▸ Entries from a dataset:
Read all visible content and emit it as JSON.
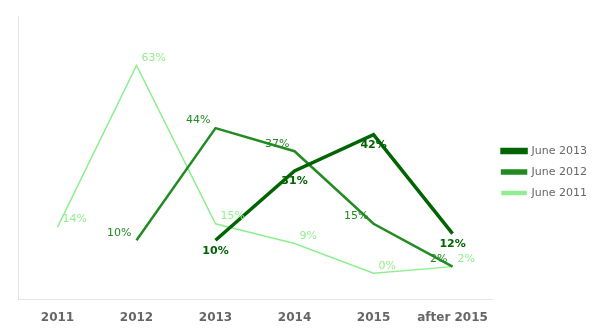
{
  "chart_data": {
    "type": "line",
    "categories": [
      "2011",
      "2012",
      "2013",
      "2014",
      "2015",
      "after 2015"
    ],
    "series": [
      {
        "name": "June 2011",
        "color": "#90EE90",
        "values": [
          14,
          63,
          15,
          9,
          0,
          2
        ],
        "value_labels": [
          "14%",
          "63%",
          "15%",
          "9%",
          "0%",
          "2%"
        ]
      },
      {
        "name": "June 2012",
        "color": "#228B22",
        "values": [
          null,
          10,
          44,
          37,
          15,
          2
        ],
        "value_labels": [
          null,
          "10%",
          "44%",
          "37%",
          "15%",
          "2%"
        ]
      },
      {
        "name": "June 2013",
        "color": "#006400",
        "values": [
          null,
          null,
          10,
          31,
          42,
          12
        ],
        "value_labels": [
          null,
          null,
          "10%",
          "31%",
          "42%",
          "12%"
        ]
      }
    ],
    "ylim": [
      -8,
      78
    ],
    "grid": false,
    "legend": "right",
    "data_labels": true,
    "tick_labels": "x"
  }
}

▸ Required task:
All lines holding the word "color" should be picked out and copied.

▸ Final answer:
        "color": "#90EE90",
        "color": "#228B22",
        "color": "#006400",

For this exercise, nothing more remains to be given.